STATED TASK: Give the number of lines in the records below that include "должны". Reply with that number alone.

── DATA PROVIDED ──

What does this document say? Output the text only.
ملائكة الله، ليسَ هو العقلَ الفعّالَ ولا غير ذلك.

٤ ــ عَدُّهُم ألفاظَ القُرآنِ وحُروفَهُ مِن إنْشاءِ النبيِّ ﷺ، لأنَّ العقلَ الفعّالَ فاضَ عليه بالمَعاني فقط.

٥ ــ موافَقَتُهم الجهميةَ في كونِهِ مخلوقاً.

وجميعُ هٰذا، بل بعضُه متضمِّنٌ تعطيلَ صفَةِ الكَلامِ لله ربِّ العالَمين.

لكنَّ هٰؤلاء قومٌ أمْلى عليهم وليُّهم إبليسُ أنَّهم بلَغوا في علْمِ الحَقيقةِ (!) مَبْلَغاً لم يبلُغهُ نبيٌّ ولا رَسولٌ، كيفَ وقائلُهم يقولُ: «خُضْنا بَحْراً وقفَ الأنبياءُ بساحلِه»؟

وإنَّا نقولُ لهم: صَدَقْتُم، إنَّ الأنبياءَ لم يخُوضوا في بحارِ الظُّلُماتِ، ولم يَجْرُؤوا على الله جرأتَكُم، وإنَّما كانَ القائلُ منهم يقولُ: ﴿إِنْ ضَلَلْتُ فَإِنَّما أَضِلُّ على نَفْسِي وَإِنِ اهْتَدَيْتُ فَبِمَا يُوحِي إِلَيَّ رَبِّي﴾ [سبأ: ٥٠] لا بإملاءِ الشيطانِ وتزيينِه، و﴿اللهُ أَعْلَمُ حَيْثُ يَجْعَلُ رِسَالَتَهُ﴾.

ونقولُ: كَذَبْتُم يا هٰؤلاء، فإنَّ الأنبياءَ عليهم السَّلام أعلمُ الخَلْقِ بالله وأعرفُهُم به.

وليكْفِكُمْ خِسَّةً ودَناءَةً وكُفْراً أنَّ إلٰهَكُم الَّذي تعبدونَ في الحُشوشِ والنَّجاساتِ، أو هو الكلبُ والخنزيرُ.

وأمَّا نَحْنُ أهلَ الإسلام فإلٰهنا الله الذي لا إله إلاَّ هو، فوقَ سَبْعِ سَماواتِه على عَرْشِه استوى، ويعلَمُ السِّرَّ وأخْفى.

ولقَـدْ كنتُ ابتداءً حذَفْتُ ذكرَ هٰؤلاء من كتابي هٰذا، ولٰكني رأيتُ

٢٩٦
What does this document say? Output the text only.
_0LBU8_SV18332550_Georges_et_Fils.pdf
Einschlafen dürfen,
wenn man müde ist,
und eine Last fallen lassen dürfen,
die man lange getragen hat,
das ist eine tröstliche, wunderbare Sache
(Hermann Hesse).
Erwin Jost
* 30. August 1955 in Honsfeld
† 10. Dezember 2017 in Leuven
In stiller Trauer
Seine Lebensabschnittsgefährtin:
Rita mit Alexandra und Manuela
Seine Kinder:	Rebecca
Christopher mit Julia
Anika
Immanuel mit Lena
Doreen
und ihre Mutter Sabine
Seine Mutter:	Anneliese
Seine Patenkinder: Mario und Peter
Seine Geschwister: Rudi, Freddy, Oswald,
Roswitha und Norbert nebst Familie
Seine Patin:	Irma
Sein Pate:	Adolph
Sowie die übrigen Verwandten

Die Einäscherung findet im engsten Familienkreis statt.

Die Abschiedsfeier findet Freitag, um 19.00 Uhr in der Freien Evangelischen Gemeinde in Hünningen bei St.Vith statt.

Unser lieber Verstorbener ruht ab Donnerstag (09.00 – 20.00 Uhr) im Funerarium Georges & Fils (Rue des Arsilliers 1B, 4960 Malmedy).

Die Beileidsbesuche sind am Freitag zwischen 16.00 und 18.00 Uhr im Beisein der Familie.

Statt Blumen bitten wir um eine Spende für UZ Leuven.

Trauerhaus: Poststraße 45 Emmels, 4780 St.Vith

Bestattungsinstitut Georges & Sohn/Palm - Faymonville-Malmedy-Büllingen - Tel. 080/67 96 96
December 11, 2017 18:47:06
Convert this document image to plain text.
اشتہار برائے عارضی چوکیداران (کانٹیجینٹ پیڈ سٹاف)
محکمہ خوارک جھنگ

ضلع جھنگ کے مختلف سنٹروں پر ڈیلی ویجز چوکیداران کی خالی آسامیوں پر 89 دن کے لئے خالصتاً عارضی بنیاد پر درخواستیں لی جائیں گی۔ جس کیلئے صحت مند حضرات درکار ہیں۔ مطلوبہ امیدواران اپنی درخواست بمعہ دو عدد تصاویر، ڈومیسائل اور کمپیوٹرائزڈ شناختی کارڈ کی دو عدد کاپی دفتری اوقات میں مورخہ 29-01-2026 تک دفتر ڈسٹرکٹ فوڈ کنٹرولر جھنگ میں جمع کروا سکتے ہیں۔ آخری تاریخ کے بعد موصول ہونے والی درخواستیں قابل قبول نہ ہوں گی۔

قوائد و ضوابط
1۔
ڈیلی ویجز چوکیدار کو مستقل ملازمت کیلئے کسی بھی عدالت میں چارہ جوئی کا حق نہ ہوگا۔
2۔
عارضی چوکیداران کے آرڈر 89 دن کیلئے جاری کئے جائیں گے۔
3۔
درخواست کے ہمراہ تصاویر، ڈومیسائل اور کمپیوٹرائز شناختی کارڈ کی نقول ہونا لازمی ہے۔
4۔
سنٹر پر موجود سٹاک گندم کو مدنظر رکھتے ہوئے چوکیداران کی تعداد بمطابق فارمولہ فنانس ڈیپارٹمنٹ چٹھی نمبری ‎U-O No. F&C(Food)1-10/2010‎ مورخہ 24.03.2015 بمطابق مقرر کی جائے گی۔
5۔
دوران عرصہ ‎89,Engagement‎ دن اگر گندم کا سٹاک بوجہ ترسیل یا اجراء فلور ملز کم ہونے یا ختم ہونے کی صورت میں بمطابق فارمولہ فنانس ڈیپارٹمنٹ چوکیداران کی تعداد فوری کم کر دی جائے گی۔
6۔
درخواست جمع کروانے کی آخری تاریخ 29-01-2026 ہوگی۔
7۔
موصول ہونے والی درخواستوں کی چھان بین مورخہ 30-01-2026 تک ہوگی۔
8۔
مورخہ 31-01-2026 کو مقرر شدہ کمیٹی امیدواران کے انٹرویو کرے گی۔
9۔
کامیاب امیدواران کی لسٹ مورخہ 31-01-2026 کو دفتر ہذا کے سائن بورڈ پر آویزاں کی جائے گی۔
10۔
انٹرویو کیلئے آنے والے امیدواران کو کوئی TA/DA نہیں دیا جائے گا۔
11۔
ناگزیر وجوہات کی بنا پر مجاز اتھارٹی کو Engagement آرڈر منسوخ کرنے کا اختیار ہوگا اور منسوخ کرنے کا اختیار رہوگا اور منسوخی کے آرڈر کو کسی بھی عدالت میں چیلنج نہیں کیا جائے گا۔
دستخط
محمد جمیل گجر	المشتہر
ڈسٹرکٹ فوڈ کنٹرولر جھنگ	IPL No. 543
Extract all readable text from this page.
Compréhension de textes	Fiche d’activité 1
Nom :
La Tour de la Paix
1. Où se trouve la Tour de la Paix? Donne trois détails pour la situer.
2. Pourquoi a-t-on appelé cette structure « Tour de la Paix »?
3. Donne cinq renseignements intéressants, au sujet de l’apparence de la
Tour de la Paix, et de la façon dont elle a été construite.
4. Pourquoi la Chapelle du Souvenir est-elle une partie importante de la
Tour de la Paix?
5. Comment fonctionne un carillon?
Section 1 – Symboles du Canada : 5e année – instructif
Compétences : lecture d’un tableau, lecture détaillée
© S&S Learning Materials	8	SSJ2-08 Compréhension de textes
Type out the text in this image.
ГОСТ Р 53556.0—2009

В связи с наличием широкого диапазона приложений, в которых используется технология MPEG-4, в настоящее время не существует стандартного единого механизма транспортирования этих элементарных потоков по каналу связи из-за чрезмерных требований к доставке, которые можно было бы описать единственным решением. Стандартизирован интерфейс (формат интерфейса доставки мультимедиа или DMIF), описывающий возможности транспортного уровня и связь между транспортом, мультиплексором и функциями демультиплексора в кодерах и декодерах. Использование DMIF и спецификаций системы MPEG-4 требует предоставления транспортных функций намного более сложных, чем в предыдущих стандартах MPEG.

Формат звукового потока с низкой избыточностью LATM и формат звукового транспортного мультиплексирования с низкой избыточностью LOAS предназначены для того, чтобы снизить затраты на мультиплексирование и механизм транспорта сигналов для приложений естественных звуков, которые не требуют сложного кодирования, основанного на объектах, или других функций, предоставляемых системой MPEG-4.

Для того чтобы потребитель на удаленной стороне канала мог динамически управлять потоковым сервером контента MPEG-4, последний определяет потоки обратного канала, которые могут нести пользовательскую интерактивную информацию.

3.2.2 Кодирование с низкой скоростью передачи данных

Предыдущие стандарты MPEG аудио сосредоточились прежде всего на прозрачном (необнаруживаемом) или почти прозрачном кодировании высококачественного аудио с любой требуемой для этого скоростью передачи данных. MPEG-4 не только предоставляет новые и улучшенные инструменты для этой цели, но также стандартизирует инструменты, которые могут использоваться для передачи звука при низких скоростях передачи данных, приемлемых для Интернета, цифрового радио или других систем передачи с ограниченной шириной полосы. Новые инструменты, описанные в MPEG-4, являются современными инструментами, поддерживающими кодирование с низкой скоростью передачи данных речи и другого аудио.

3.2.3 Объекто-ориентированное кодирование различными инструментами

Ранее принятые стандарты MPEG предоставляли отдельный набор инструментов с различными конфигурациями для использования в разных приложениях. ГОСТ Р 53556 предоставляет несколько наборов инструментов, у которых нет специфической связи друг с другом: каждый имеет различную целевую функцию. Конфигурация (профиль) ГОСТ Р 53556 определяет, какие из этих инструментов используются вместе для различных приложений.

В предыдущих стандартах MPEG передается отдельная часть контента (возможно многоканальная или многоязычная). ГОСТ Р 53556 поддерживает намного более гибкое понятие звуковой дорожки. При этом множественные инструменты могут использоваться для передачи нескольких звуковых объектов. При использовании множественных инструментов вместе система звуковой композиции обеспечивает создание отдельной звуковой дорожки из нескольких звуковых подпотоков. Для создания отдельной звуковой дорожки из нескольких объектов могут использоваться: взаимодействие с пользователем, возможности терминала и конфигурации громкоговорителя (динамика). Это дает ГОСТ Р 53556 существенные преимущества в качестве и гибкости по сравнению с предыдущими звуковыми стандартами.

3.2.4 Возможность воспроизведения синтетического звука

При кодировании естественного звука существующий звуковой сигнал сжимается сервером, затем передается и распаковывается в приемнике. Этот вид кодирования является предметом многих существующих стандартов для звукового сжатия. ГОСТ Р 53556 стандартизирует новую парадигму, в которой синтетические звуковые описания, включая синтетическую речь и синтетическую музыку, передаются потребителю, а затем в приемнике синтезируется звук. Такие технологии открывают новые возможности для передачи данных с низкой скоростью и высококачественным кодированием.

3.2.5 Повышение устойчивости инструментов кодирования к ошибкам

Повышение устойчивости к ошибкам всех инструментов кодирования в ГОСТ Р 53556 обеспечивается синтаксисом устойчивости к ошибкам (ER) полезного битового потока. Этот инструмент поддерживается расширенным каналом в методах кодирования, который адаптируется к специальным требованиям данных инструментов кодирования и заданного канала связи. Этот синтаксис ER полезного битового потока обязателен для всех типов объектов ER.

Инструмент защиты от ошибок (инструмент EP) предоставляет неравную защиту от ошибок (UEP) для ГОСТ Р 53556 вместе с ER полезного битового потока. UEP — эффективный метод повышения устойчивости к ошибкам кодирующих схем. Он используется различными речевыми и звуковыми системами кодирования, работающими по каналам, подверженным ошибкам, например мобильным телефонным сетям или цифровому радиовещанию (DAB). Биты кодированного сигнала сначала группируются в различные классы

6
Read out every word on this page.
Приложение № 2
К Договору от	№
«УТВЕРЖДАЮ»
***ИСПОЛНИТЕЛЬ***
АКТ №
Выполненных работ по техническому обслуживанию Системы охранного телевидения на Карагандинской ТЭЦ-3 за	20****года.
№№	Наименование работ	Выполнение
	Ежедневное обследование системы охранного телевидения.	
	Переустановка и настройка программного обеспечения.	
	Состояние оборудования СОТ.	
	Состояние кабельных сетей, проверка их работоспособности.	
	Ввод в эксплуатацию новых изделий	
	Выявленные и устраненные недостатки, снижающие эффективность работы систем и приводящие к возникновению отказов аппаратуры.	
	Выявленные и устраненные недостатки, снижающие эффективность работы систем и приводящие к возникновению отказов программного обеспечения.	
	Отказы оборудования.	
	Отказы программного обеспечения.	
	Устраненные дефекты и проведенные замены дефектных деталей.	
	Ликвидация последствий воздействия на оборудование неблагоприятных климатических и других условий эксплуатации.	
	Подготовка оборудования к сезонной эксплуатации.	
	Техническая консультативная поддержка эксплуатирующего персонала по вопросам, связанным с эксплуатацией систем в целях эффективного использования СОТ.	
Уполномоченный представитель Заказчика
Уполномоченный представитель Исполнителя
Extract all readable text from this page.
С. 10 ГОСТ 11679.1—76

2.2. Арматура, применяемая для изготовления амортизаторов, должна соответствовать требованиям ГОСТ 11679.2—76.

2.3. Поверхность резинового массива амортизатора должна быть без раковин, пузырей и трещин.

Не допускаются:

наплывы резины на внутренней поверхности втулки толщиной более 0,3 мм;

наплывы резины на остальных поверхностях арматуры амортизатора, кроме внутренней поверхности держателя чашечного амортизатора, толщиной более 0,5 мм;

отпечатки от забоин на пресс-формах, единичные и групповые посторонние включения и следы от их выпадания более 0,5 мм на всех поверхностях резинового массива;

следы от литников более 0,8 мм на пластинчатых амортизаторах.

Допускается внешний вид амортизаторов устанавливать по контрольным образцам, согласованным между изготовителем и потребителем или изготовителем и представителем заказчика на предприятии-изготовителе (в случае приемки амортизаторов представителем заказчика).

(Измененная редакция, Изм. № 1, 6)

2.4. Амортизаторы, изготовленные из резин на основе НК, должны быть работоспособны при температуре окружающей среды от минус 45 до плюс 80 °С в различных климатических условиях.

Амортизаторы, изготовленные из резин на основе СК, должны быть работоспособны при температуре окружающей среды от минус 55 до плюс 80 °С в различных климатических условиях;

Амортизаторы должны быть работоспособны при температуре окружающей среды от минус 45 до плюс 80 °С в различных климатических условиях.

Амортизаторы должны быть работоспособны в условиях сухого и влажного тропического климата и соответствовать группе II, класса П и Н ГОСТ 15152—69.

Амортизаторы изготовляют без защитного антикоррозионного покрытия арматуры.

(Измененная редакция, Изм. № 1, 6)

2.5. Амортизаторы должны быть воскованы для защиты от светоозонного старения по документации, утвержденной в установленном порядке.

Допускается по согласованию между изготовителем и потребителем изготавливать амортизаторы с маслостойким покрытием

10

───

EXERCISE ANSWER: 5